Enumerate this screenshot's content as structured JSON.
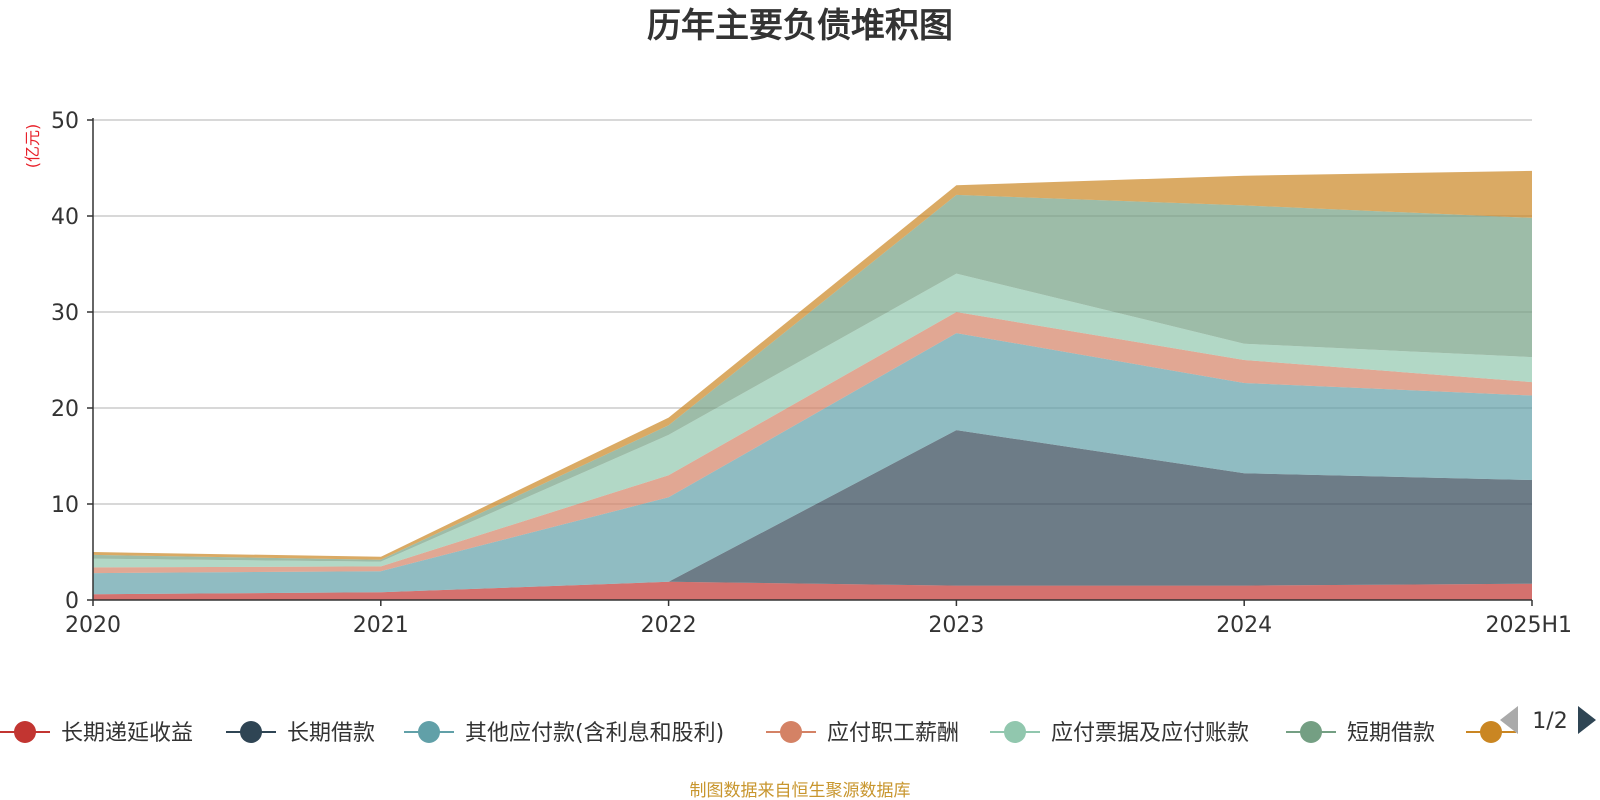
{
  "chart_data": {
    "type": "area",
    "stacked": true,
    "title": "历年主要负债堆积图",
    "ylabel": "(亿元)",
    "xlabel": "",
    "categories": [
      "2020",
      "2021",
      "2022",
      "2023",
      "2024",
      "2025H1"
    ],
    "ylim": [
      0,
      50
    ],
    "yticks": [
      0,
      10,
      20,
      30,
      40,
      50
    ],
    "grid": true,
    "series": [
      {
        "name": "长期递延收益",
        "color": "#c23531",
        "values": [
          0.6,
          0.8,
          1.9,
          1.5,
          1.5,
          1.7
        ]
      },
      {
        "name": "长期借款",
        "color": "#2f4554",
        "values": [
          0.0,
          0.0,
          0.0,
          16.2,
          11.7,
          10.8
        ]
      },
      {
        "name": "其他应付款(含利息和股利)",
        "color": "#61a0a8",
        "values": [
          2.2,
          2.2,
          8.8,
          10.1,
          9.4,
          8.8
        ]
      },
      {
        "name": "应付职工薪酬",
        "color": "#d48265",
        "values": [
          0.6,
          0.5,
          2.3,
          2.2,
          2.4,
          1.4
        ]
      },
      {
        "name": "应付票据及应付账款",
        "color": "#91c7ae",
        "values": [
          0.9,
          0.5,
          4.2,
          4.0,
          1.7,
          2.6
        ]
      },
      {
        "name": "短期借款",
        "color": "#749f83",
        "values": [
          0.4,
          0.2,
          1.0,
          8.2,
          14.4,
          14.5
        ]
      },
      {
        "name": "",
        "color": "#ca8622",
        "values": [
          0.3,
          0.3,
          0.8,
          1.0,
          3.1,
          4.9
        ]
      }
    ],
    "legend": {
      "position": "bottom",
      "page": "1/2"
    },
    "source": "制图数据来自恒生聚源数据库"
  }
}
━━━━━━
■ EXERCISE TASK ■
Find the lines containing "name" and list every one of them.

■ TASK ANSWER ■
        "name": "长期递延收益",
        "name": "长期借款",
        "name": "其他应付款(含利息和股利)",
        "name": "应付职工薪酬",
        "name": "应付票据及应付账款",
        "name": "短期借款",
        "name": "",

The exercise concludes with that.